++++ TASK DATA
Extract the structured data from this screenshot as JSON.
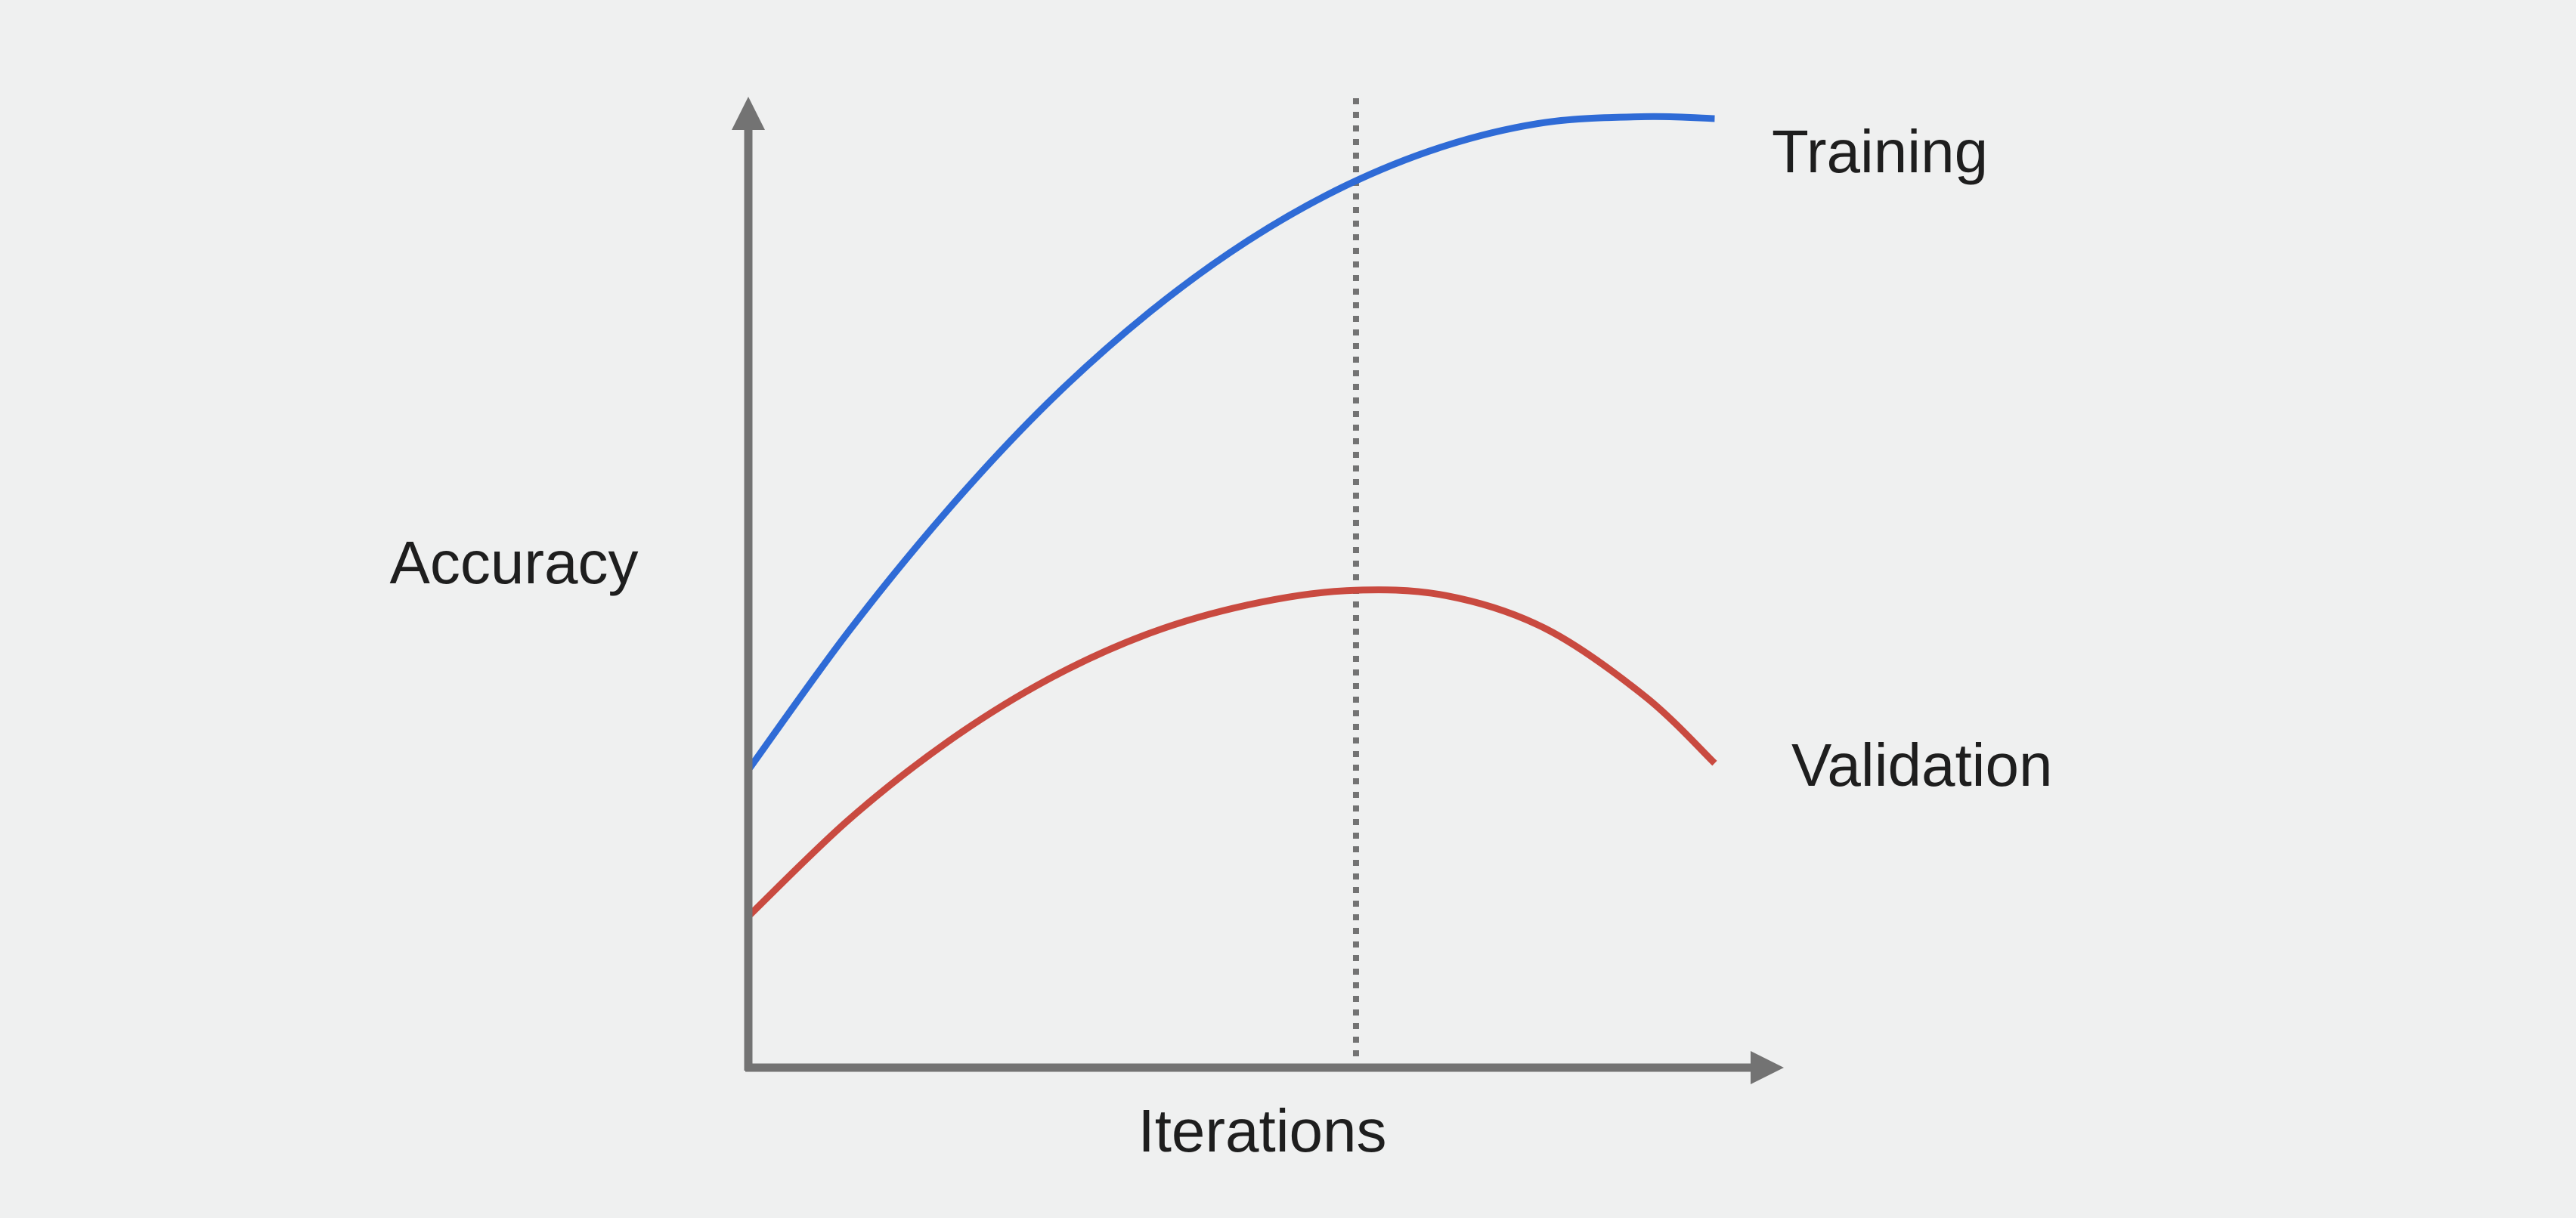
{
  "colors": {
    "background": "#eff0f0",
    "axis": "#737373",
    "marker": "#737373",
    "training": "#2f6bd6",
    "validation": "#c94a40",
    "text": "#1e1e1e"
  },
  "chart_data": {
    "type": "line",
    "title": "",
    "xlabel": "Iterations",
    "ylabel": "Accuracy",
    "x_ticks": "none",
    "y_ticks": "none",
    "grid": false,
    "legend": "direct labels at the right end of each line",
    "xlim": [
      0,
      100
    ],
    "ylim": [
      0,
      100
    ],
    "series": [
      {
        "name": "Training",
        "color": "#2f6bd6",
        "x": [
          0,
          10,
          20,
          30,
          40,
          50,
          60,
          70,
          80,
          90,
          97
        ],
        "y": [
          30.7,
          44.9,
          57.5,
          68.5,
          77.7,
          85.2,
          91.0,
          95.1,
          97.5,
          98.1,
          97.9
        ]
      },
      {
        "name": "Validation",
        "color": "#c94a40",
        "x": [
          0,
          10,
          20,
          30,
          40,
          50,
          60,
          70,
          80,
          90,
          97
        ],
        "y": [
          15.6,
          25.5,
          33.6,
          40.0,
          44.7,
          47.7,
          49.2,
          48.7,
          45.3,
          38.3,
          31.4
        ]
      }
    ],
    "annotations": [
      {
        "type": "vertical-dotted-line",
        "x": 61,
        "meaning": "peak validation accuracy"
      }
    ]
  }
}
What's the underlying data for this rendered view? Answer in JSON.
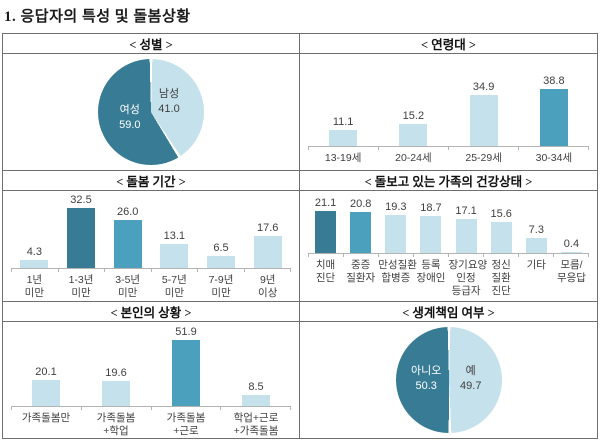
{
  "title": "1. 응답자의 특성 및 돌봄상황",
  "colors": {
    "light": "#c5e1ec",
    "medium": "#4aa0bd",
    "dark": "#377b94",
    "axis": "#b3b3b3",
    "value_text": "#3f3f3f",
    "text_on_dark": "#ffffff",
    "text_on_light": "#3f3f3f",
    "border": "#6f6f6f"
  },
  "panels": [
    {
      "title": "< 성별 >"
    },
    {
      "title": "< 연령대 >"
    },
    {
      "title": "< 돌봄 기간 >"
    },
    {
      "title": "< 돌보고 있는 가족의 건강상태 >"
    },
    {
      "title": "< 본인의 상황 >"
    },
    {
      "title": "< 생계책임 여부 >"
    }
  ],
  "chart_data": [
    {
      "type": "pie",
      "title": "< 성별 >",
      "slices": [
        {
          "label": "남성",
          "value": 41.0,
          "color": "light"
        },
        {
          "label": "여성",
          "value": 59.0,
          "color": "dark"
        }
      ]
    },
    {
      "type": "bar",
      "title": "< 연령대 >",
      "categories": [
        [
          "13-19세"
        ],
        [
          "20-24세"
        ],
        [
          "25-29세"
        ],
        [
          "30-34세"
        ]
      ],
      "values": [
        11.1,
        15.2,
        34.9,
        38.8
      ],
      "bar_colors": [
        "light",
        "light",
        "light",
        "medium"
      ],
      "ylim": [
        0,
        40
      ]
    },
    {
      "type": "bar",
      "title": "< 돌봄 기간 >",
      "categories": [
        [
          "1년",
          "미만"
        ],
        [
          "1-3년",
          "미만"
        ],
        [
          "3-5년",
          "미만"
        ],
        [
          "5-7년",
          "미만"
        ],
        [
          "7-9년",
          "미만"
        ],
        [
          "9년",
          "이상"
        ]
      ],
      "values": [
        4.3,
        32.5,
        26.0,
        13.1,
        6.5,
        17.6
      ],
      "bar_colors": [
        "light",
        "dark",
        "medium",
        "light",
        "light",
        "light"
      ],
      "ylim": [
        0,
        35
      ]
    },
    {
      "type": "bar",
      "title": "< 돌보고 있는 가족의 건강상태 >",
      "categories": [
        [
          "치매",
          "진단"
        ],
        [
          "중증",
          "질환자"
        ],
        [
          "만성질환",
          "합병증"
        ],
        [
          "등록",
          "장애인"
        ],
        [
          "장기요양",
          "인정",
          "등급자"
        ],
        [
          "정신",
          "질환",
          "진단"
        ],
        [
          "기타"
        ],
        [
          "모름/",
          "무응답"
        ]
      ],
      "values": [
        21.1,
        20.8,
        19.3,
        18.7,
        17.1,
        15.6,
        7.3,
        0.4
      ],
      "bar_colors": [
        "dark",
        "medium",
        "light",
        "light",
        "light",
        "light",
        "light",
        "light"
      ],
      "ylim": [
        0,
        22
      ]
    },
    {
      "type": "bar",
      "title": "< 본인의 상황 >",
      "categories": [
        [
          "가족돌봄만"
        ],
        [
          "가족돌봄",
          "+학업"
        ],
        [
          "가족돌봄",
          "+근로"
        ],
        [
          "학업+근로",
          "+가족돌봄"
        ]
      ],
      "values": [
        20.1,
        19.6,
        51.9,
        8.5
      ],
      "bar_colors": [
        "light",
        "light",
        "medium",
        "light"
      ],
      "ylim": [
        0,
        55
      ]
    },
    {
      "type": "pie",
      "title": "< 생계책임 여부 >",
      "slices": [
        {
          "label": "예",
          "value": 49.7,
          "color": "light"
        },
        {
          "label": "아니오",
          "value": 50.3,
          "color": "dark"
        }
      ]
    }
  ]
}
++++++++
**SHORT PROBLEM**:
Every entry must be written out exactly, with all pictures left out.

**COMPLETE RESPONSE**:
Extract the structured data from this screenshot as JSON.
{
  "colors": {
    "background": "#eff0f0",
    "axis": "#737373",
    "marker": "#737373",
    "training": "#2f6bd6",
    "validation": "#c94a40",
    "text": "#1e1e1e"
  },
  "chart_data": {
    "type": "line",
    "title": "",
    "xlabel": "Iterations",
    "ylabel": "Accuracy",
    "x_ticks": "none",
    "y_ticks": "none",
    "grid": false,
    "legend": "direct labels at the right end of each line",
    "xlim": [
      0,
      100
    ],
    "ylim": [
      0,
      100
    ],
    "series": [
      {
        "name": "Training",
        "color": "#2f6bd6",
        "x": [
          0,
          10,
          20,
          30,
          40,
          50,
          60,
          70,
          80,
          90,
          97
        ],
        "y": [
          30.7,
          44.9,
          57.5,
          68.5,
          77.7,
          85.2,
          91.0,
          95.1,
          97.5,
          98.1,
          97.9
        ]
      },
      {
        "name": "Validation",
        "color": "#c94a40",
        "x": [
          0,
          10,
          20,
          30,
          40,
          50,
          60,
          70,
          80,
          90,
          97
        ],
        "y": [
          15.6,
          25.5,
          33.6,
          40.0,
          44.7,
          47.7,
          49.2,
          48.7,
          45.3,
          38.3,
          31.4
        ]
      }
    ],
    "annotations": [
      {
        "type": "vertical-dotted-line",
        "x": 61,
        "meaning": "peak validation accuracy"
      }
    ]
  }
}
What's the underlying data for this rendered view? Answer in JSON.
{
  "title": "1. 응답자의 특성 및 돌봄상황",
  "colors": {
    "light": "#c5e1ec",
    "medium": "#4aa0bd",
    "dark": "#377b94",
    "axis": "#b3b3b3",
    "value_text": "#3f3f3f",
    "text_on_dark": "#ffffff",
    "text_on_light": "#3f3f3f",
    "border": "#6f6f6f"
  },
  "panels": [
    {
      "title": "< 성별 >"
    },
    {
      "title": "< 연령대 >"
    },
    {
      "title": "< 돌봄 기간 >"
    },
    {
      "title": "< 돌보고 있는 가족의 건강상태 >"
    },
    {
      "title": "< 본인의 상황 >"
    },
    {
      "title": "< 생계책임 여부 >"
    }
  ],
  "chart_data": [
    {
      "type": "pie",
      "title": "< 성별 >",
      "slices": [
        {
          "label": "남성",
          "value": 41.0,
          "color": "light"
        },
        {
          "label": "여성",
          "value": 59.0,
          "color": "dark"
        }
      ]
    },
    {
      "type": "bar",
      "title": "< 연령대 >",
      "categories": [
        [
          "13-19세"
        ],
        [
          "20-24세"
        ],
        [
          "25-29세"
        ],
        [
          "30-34세"
        ]
      ],
      "values": [
        11.1,
        15.2,
        34.9,
        38.8
      ],
      "bar_colors": [
        "light",
        "light",
        "light",
        "medium"
      ],
      "ylim": [
        0,
        40
      ]
    },
    {
      "type": "bar",
      "title": "< 돌봄 기간 >",
      "categories": [
        [
          "1년",
          "미만"
        ],
        [
          "1-3년",
          "미만"
        ],
        [
          "3-5년",
          "미만"
        ],
        [
          "5-7년",
          "미만"
        ],
        [
          "7-9년",
          "미만"
        ],
        [
          "9년",
          "이상"
        ]
      ],
      "values": [
        4.3,
        32.5,
        26.0,
        13.1,
        6.5,
        17.6
      ],
      "bar_colors": [
        "light",
        "dark",
        "medium",
        "light",
        "light",
        "light"
      ],
      "ylim": [
        0,
        35
      ]
    },
    {
      "type": "bar",
      "title": "< 돌보고 있는 가족의 건강상태 >",
      "categories": [
        [
          "치매",
          "진단"
        ],
        [
          "중증",
          "질환자"
        ],
        [
          "만성질환",
          "합병증"
        ],
        [
          "등록",
          "장애인"
        ],
        [
          "장기요양",
          "인정",
          "등급자"
        ],
        [
          "정신",
          "질환",
          "진단"
        ],
        [
          "기타"
        ],
        [
          "모름/",
          "무응답"
        ]
      ],
      "values": [
        21.1,
        20.8,
        19.3,
        18.7,
        17.1,
        15.6,
        7.3,
        0.4
      ],
      "bar_colors": [
        "dark",
        "medium",
        "light",
        "light",
        "light",
        "light",
        "light",
        "light"
      ],
      "ylim": [
        0,
        22
      ]
    },
    {
      "type": "bar",
      "title": "< 본인의 상황 >",
      "categories": [
        [
          "가족돌봄만"
        ],
        [
          "가족돌봄",
          "+학업"
        ],
        [
          "가족돌봄",
          "+근로"
        ],
        [
          "학업+근로",
          "+가족돌봄"
        ]
      ],
      "values": [
        20.1,
        19.6,
        51.9,
        8.5
      ],
      "bar_colors": [
        "light",
        "light",
        "medium",
        "light"
      ],
      "ylim": [
        0,
        55
      ]
    },
    {
      "type": "pie",
      "title": "< 생계책임 여부 >",
      "slices": [
        {
          "label": "예",
          "value": 49.7,
          "color": "light"
        },
        {
          "label": "아니오",
          "value": 50.3,
          "color": "dark"
        }
      ]
    }
  ]
}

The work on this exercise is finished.